- [THE REQUEST] Scan the data. Collect each line that contains the word "было".

Data records
• • • • •
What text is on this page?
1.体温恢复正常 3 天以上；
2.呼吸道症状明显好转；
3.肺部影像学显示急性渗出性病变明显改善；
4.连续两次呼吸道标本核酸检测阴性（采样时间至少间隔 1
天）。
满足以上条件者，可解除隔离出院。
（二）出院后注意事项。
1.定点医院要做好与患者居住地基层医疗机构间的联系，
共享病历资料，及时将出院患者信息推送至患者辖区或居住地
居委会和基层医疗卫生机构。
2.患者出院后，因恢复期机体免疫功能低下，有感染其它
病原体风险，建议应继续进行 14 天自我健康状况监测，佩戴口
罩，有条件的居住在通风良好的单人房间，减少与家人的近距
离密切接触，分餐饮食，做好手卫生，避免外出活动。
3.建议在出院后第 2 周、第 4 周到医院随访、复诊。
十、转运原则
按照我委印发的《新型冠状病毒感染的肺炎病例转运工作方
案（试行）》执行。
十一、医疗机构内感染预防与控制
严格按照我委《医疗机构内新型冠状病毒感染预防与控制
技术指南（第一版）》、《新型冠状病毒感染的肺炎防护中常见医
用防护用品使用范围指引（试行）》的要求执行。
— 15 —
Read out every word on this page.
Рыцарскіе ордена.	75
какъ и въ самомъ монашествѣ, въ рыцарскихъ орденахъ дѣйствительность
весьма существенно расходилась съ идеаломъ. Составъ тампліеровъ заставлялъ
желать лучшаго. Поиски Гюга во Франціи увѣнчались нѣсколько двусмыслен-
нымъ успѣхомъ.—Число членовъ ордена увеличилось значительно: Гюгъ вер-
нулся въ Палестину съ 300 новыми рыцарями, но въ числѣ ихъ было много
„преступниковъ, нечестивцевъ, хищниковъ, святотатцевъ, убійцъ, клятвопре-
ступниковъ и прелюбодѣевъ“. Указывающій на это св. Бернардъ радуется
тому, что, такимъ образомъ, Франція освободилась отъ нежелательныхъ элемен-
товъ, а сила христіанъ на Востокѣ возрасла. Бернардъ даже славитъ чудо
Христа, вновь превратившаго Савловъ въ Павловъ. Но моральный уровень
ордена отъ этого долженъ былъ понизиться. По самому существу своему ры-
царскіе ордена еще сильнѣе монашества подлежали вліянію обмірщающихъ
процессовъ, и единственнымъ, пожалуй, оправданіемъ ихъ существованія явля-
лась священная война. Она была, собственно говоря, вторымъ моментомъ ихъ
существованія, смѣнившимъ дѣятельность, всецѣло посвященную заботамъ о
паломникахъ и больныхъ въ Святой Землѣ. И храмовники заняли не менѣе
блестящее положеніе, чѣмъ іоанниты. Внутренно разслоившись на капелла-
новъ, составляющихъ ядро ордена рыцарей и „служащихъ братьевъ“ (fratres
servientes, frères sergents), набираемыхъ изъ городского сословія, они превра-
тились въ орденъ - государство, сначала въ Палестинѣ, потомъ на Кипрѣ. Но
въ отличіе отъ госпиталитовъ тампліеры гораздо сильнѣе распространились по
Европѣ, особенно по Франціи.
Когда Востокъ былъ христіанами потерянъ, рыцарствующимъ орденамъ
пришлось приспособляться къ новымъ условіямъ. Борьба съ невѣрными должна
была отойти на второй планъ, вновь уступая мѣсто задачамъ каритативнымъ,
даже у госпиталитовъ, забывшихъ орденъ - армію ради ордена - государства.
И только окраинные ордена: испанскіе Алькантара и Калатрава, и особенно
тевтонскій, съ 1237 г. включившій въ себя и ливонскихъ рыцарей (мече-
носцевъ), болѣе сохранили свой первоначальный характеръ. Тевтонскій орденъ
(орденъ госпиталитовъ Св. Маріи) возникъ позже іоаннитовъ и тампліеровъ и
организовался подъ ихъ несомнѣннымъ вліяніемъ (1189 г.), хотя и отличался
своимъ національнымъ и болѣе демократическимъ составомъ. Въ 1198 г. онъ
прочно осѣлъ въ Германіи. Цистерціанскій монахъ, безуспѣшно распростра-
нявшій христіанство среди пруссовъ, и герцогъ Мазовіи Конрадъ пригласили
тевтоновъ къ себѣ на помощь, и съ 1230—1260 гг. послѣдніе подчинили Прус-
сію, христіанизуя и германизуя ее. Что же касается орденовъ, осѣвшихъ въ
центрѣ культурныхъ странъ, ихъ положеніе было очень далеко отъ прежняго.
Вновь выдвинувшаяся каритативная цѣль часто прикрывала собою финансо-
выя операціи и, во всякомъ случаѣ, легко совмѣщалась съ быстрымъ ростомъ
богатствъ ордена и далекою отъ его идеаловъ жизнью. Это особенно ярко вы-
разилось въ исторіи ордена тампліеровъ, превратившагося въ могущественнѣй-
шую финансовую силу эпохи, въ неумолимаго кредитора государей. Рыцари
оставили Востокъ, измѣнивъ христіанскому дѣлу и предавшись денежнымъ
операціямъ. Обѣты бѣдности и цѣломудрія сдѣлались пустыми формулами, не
• • • • •
- [RESULT]
нулся въ Палестину съ 300 новыми рыцарями, но въ числѣ ихъ было много
центрѣ культурныхъ странъ, ихъ положеніе было очень далеко отъ прежняго.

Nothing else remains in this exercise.